_PROVIDED RECORDS_

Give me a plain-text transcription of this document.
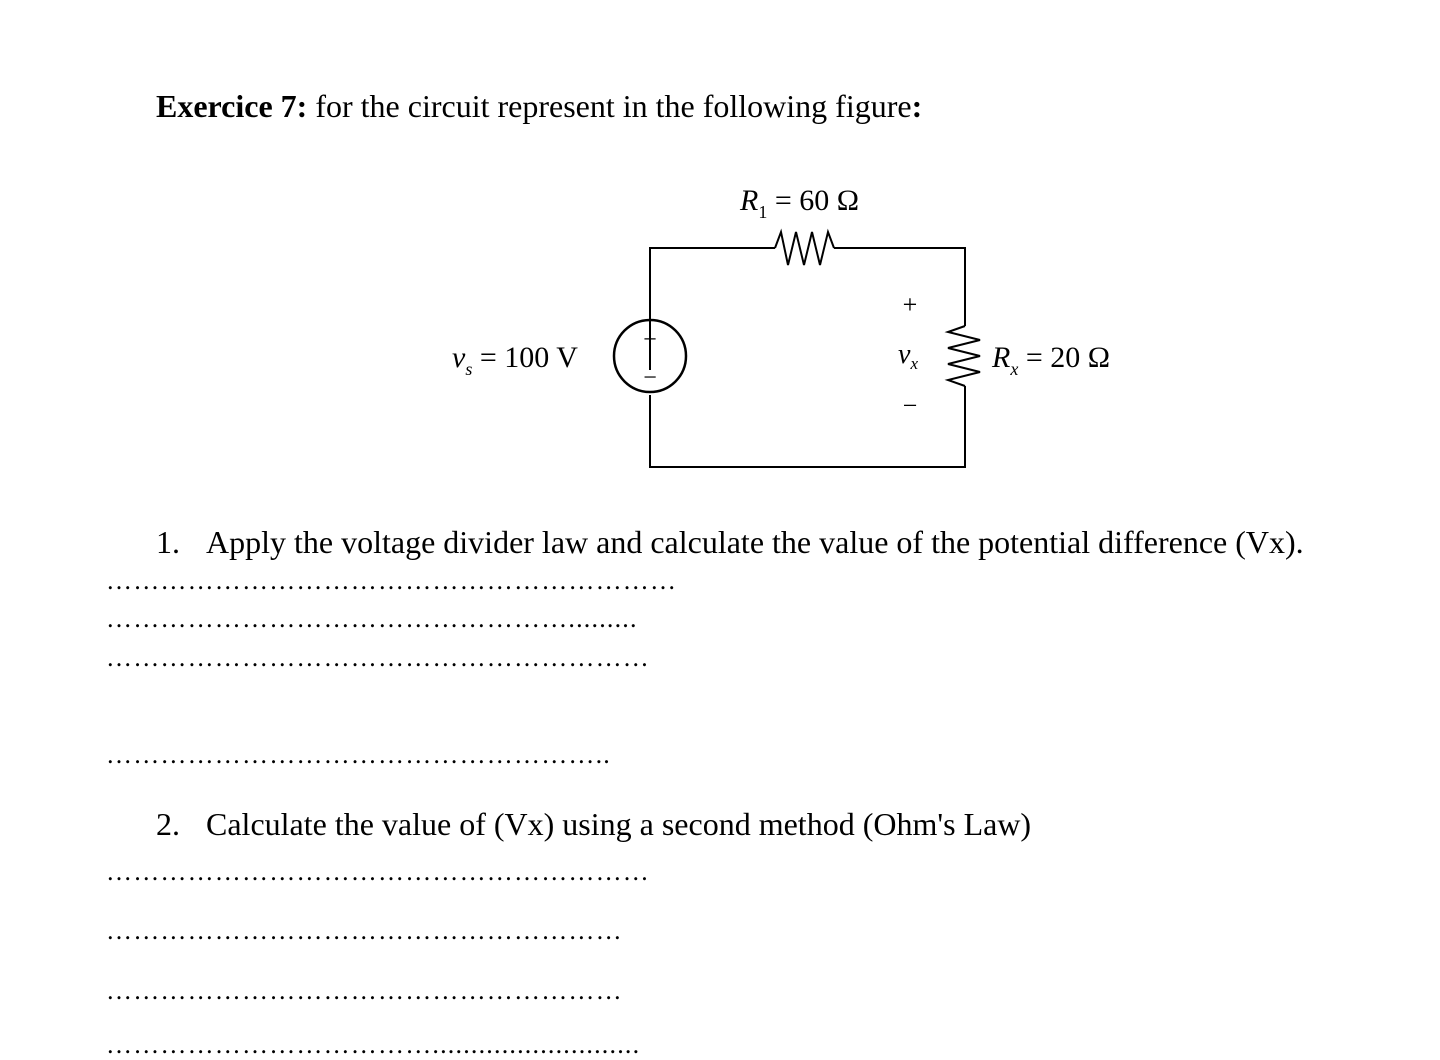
Exercice 7: for the circuit represent in the following figure:
$R_1 = 60$ Ω
$v_s = 100$ V
+
−
+
$v_x$
−
$R_x = 20$ Ω
1. Apply the voltage divider law and calculate the value of the potential difference (Vx).
………………………………………………………
…………………………………………….........
……………………………………………………
………………………………………………..
2. Calculate the value of (Vx) using a second method (Ohm's Law)
……………………………………………………
…………………………………………………
…………………………………………………
………………………………...........................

_WHAT THE EXERCISE ASKS_
Of the lines in this listing, how many contain "value"? Reply with the number and nothing more.

_RESULT OF THIS TASK_
2